Given problem: Scan the lines and state how many carry "type". Leave out everything but the number.

Extracted records:
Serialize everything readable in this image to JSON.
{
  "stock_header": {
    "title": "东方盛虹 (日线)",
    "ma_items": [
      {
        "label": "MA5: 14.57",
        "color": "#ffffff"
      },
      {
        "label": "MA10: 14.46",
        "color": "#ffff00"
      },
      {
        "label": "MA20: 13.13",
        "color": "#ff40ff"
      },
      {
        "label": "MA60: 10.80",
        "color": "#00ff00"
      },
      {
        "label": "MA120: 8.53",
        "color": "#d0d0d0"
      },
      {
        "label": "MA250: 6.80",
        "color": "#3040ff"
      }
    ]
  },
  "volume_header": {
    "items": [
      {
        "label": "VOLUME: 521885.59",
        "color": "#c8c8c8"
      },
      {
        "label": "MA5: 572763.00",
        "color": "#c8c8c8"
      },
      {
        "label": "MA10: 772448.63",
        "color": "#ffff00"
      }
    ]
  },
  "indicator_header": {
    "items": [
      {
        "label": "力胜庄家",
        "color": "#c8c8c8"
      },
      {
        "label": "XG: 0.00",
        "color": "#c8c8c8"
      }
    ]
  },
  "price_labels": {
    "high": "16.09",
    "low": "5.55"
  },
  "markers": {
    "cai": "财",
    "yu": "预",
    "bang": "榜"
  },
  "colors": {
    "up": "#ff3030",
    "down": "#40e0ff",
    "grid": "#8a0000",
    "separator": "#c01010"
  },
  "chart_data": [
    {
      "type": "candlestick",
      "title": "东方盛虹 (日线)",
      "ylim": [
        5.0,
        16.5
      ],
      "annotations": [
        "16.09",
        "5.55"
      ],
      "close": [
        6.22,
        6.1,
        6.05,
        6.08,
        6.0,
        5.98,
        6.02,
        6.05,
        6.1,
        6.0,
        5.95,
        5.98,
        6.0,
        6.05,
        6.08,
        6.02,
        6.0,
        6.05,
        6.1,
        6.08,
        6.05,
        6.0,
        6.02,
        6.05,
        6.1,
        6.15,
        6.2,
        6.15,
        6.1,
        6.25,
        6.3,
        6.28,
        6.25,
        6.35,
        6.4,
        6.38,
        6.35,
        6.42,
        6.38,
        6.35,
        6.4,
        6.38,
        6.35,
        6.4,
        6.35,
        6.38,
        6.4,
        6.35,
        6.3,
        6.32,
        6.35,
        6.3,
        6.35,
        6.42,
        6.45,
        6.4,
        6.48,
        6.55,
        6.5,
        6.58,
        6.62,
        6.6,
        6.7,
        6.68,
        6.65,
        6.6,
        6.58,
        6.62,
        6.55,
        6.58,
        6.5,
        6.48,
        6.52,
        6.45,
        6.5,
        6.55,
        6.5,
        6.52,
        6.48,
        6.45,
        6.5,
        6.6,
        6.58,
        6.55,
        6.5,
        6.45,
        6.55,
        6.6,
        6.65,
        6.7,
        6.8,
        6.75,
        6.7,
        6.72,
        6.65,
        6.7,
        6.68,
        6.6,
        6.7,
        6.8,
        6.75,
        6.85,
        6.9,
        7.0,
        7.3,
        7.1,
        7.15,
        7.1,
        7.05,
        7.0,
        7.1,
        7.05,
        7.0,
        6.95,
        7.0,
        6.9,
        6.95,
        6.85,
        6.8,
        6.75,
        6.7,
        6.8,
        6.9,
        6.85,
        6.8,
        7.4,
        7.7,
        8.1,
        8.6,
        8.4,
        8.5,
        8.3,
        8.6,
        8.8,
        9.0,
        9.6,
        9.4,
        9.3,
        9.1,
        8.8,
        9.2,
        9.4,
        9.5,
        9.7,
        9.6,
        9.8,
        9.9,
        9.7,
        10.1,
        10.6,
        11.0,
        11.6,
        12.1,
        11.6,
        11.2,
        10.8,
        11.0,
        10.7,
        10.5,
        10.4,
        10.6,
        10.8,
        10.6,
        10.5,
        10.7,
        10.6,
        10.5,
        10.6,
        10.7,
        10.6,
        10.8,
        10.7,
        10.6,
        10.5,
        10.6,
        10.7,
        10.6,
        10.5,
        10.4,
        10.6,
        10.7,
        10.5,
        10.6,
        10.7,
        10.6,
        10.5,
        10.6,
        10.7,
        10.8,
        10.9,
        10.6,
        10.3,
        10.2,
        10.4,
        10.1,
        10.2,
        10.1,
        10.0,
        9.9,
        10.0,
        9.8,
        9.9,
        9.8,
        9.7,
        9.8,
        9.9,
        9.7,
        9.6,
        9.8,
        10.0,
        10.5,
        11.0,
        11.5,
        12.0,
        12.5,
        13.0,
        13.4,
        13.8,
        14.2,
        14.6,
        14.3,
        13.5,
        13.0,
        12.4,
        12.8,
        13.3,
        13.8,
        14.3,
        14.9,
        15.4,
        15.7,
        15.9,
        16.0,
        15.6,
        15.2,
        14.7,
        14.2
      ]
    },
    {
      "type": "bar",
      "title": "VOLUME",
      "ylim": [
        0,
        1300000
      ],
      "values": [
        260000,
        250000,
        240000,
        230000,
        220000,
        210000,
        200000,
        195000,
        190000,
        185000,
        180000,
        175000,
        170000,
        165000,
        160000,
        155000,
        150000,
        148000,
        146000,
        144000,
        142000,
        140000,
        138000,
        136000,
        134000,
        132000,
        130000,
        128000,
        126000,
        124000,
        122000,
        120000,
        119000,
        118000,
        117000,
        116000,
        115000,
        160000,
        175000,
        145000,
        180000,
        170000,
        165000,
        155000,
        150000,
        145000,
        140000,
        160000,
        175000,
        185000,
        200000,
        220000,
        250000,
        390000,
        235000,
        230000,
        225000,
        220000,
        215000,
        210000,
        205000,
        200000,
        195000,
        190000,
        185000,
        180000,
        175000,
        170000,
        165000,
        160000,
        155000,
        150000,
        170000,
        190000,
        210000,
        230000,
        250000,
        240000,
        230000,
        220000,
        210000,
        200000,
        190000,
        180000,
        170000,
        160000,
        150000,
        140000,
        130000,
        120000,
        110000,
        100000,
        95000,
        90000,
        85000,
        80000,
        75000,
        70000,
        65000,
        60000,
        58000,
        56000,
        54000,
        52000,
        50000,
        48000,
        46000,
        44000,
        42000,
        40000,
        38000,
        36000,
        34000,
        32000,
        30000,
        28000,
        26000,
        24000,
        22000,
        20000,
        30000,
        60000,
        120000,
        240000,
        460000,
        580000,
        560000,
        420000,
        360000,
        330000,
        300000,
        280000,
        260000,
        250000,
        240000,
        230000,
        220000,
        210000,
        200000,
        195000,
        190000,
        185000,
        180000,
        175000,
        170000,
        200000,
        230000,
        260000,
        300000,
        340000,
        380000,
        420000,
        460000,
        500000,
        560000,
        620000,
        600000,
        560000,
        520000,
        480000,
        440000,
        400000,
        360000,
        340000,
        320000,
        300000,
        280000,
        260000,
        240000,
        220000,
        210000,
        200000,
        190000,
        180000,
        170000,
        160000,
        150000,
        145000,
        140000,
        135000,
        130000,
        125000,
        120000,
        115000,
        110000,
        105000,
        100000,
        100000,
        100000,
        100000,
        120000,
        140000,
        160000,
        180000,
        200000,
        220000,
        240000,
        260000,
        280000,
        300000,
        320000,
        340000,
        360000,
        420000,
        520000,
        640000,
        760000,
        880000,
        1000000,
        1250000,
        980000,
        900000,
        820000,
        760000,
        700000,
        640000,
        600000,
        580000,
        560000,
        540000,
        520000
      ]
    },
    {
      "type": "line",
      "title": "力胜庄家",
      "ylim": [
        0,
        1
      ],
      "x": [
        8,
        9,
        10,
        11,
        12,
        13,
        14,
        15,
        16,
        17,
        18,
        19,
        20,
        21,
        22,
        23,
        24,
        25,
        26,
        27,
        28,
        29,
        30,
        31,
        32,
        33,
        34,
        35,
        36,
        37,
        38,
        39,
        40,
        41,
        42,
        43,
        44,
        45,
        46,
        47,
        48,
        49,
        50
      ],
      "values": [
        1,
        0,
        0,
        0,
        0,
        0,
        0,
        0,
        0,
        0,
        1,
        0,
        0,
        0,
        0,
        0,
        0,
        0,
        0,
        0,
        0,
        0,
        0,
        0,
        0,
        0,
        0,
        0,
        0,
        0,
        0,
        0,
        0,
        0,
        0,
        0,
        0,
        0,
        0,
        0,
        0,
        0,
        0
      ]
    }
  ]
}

Response: 3